## [RECORDS TO USE]
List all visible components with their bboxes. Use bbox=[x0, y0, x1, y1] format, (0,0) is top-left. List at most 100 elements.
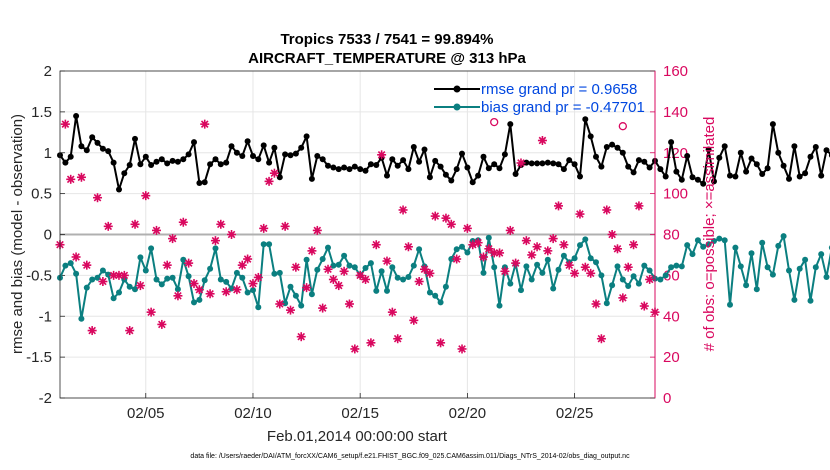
obs-assimilated-marker-core bbox=[599, 336, 604, 341]
rmse-point bbox=[780, 162, 787, 169]
rmse-point bbox=[426, 174, 433, 181]
rmse-point bbox=[512, 171, 519, 177]
obs-assimilated-marker-core bbox=[154, 228, 159, 233]
obs-assimilated-marker bbox=[634, 201, 644, 211]
obs-assimilated-marker bbox=[371, 240, 381, 250]
obs-assimilated-marker-core bbox=[593, 301, 599, 307]
obs-assimilated-marker-core bbox=[159, 322, 165, 327]
bias-point bbox=[753, 286, 760, 293]
bias-point bbox=[748, 250, 755, 257]
rmse-point bbox=[635, 157, 642, 164]
obs-assimilated-marker-core bbox=[282, 224, 288, 229]
rmse-point bbox=[196, 180, 203, 186]
obs-assimilated-marker-core bbox=[561, 242, 567, 247]
bias-point bbox=[459, 243, 465, 250]
bias-point bbox=[823, 274, 830, 280]
obs-assimilated-marker-core bbox=[567, 262, 572, 268]
bias-point bbox=[110, 295, 117, 302]
obs-assimilated-marker-core bbox=[111, 273, 116, 278]
obs-assimilated-marker bbox=[430, 211, 440, 221]
rmse-point bbox=[791, 143, 798, 150]
obs-assimilated-marker bbox=[157, 319, 167, 329]
obs-assimilated-marker bbox=[645, 274, 655, 284]
legend-rmse-label: rmse grand pr = 0.9658 bbox=[481, 81, 637, 98]
bias-point bbox=[330, 262, 337, 269]
bias-point bbox=[619, 276, 626, 283]
bias-point bbox=[786, 267, 792, 274]
obs-assimilated-marker-core bbox=[647, 277, 652, 282]
rmse-point bbox=[367, 161, 374, 168]
x-tick-label: 02/05 bbox=[127, 405, 165, 422]
obs-assimilated-marker bbox=[189, 279, 199, 289]
obs-assimilated-marker bbox=[602, 205, 612, 215]
rmse-point bbox=[641, 158, 648, 165]
rmse-point bbox=[764, 165, 771, 172]
obs-assimilated-marker-core bbox=[170, 236, 175, 241]
bias-point bbox=[625, 283, 632, 289]
bias-point bbox=[384, 287, 390, 294]
rmse-point bbox=[496, 165, 503, 172]
obs-assimilated-marker-core bbox=[577, 211, 583, 217]
rmse-point bbox=[673, 168, 680, 175]
bias-point bbox=[394, 274, 401, 281]
bias-point bbox=[287, 283, 294, 290]
bias-point bbox=[711, 238, 717, 244]
obs-assimilated-marker bbox=[495, 248, 505, 258]
bias-point bbox=[448, 256, 455, 262]
bias-point bbox=[737, 263, 744, 270]
obs-assimilated-marker-core bbox=[315, 228, 320, 233]
rmse-point bbox=[630, 169, 637, 176]
obs-assimilated-marker bbox=[350, 344, 360, 354]
bias-point bbox=[137, 254, 144, 261]
bias-point bbox=[432, 292, 439, 299]
obs-assimilated-marker bbox=[586, 268, 596, 278]
rmse-point bbox=[137, 161, 144, 168]
rmse-point bbox=[292, 150, 299, 157]
bias-point bbox=[158, 281, 165, 288]
rmse-point bbox=[689, 174, 696, 181]
obs-assimilated-marker-core bbox=[347, 301, 352, 307]
obs-assimilated-marker-core bbox=[449, 222, 454, 227]
obs-assimilated-marker-core bbox=[272, 170, 277, 176]
y-axis-label: rmse and bias (model - observation) bbox=[9, 114, 26, 354]
bias-point bbox=[426, 289, 433, 296]
bias-point bbox=[491, 264, 498, 271]
obs-assimilated-marker-core bbox=[207, 291, 213, 296]
bias-point bbox=[266, 241, 273, 248]
obs-assimilated-marker-core bbox=[229, 232, 234, 237]
bias-point bbox=[180, 256, 187, 263]
obs-assimilated-marker-core bbox=[374, 242, 379, 247]
bias-point bbox=[335, 261, 342, 268]
bias-point bbox=[807, 297, 814, 304]
bias-point bbox=[233, 269, 240, 276]
rmse-point bbox=[341, 164, 348, 171]
rmse-point bbox=[796, 173, 803, 180]
obs-assimilated-marker-core bbox=[89, 328, 95, 333]
bias-point bbox=[582, 236, 589, 243]
rmse-point bbox=[593, 153, 599, 160]
obs-assimilated-marker-core bbox=[245, 256, 250, 262]
obs-assimilated-marker bbox=[382, 256, 392, 266]
rmse-point bbox=[480, 153, 487, 160]
obs-assimilated-marker-core bbox=[132, 222, 138, 227]
bias-point bbox=[78, 315, 85, 322]
bias-point bbox=[351, 264, 358, 271]
rmse-point bbox=[89, 134, 96, 141]
obs-assimilated-marker-core bbox=[234, 287, 240, 292]
obs-assimilated-marker-core bbox=[299, 334, 304, 339]
obs-assimilated-marker-core bbox=[390, 309, 395, 315]
rmse-point bbox=[169, 157, 176, 164]
obs-assimilated-marker-core bbox=[116, 273, 122, 278]
rmse-point bbox=[73, 113, 80, 119]
bias-point bbox=[126, 283, 133, 290]
rmse-point bbox=[550, 160, 557, 167]
y-right-tick-label: 140 bbox=[663, 104, 688, 121]
bias-point bbox=[523, 263, 530, 270]
rmse-point bbox=[191, 139, 197, 146]
bias-point bbox=[609, 282, 616, 289]
obs-assimilated-marker bbox=[184, 258, 194, 268]
obs-assimilated-marker bbox=[527, 250, 537, 260]
obs-assimilated-marker bbox=[307, 246, 317, 256]
obs-assimilated-marker bbox=[446, 219, 456, 229]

## [GIVEN PROBLEM]
Retype the stretch of rows from the line that contains "obs-assimilated-marker-core bbox=[599, 336, 604, 341]" through the line that contains "obs-assimilated-marker-core bbox=[154, 228, 159, 233]", keeping both of those lines.

## [EXPECTED ANSWER]
obs-assimilated-marker-core bbox=[599, 336, 604, 341]
rmse-point bbox=[780, 162, 787, 169]
rmse-point bbox=[426, 174, 433, 181]
rmse-point bbox=[512, 171, 519, 177]
obs-assimilated-marker-core bbox=[154, 228, 159, 233]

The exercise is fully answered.